* Selected text
○ ○ ○ ○ ○

Both LOLE and EENS have been widely applied in simulation studies of the Ecuadorian power grid, particularly in probabilistic contingency assessment scenarios. These analyses have been complemented by Monte Carlo techniques and stochastic models, allowing for a more accurate estimation of operational robustness under unexpected events or critical conditions [
3]. Moreover, recent tools such as Failure Precursor Parameters (FPPs), which integrate multivariable analysis and physical modeling to anticipate failures, represent a significant advancement in preventive infrastructure monitoring [
4]. Likewise, the implementation of optimized maintenance algorithms, such as the Mayfly algorithm—based on Lévy flights and chaotic search strategies—has opened new research avenues for proactive asset management in power systems [
5]. While many of these approaches remain in experimental stages, their gradual integration could provide substantial improvements for systems with high levels of technological obsolescence and low operational efficiency, as is the case with the Ecuadorian system.
Given this context, the incorporation of advanced methodologies becomes especially critical. Various studies applied to Ecuador’s power system have shown that, although the Master Electrification Plan (PME) outlines structural improvements and infrastructure expansion, its long-term impact on reliability will depend on the effective adoption of predictive models and advanced simulation tools [
3,
6]. However, the 2023–2024 energy crisis exposed the limitations of such planning. During this period, a severe drought in the eastern region of the country drastically reduced hydroelectric generation, affecting strategic plants like Hidropaute and Sopladora, which operated below 50% of their capacity [
7,
8]. This was compounded by structural fissures in Coca Codo Sinclair, the country’s largest hydroelectric plant, compromising its safe operation [
9,
10,
11].
Furthermore, the energy crisis coincided with a sustained increase in demand driven by demographic growth. Between 2010 and 2024, Ecuador’s population rose from 14.5 to 18.7 million inhabitants [
12,
13], significantly increasing energy requirements, particularly in the residential and industrial sectors. In 2024, national electricity generation reached 34,062 GWh [
14]; however, this was insufficient to meet the estimated peak-hour shortfall of 1600 MW [
15]. This energy gap led to the implementation of power rationing of up to 14 h per day [
16], causing widespread impacts on the population, agricultural production, industrial and commercial activity, and even institutional stability. Compounding this situation was the limited availability of thermal generation, which failed to provide effective backup for the hydroelectric shortfall. A notable case is the Termogas Machala plant, with an installed capacity of 230 MW, which contributed only 60 MW during the crisis due to a shortage of natural gas [
17]. The supply of this resource was particularly critical, with just 21 million cubic feet available per day, compared to a demand of 95 million [
18], making optimal use of the national thermal fleet unfeasible and further aggravating the collapse of the interconnected system.

○ ○ ○ ○ ○

* Information shown
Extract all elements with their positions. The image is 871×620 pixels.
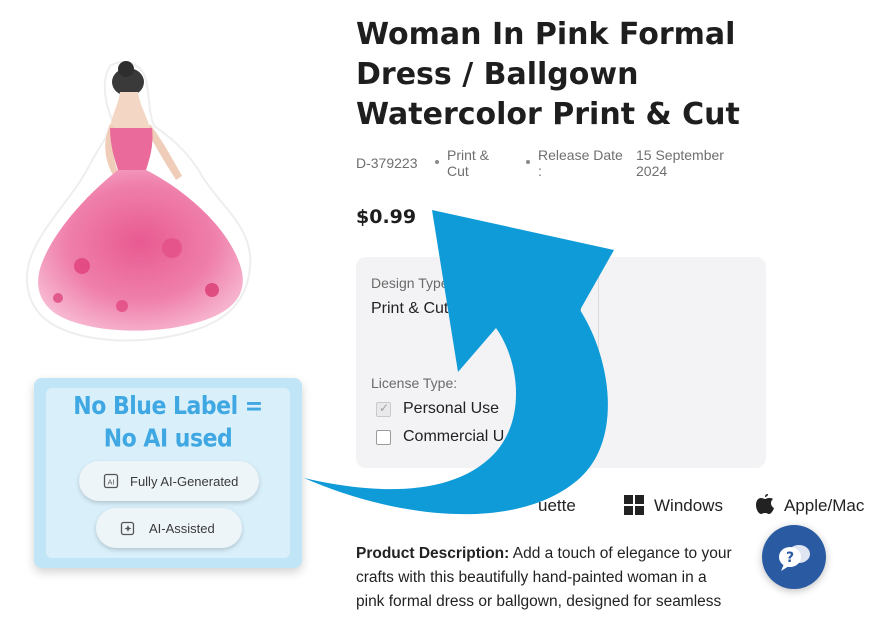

○ ○ ○ ○ ○

* The tasks
1. In the text on Ecuador's power grid, how much power did the Termogas Machala plant contribute during the crisis?
2. Resume the text on Ecuador's electricity crisis, continuing on from its final sentence.

* Written answers
1. Only 60 MW, out of an installed capacity of 230 MW.

2.
Given the national system’s inability to meet growing demand, the interconnection with Colombia became a key tool to mitigate the energy deficit during 2024. Through this mechanism, Ecuador imported 1267 GWh and exported only 45.16 GWh, revealing its increasing reliance on external resources [
19]. However, this measure is essentially temporary and financially costly, and does not represent a structural solution to the imbalance between national supply and demand. As an immediate response, the government enacted emergency measures that included contracts exceeding USD 230 million with companies such as Progen and Austral Technical Management for the deployment of mobile thermal generators: 50 MW in Quevedo, 100 MW in Salitral, and an additional 91 MW across various regions of the country. Additionally, a Turkish power-generating barge was leased in Las Esclusas at a high price of 14.37 cents per kWh, significantly above the national average [
16,
17,
18]. While these decisions were palliative, they underscore the urgent need to adopt forward-looking energy planning that does not rely solely on external mechanisms or reactive crisis responses. Acknowledging this necessity, the government began promoting economic solutions and expanding renewable energy generation to overcome the energy crisis, optimize public resources, and attract private investment in the electric sector [
20].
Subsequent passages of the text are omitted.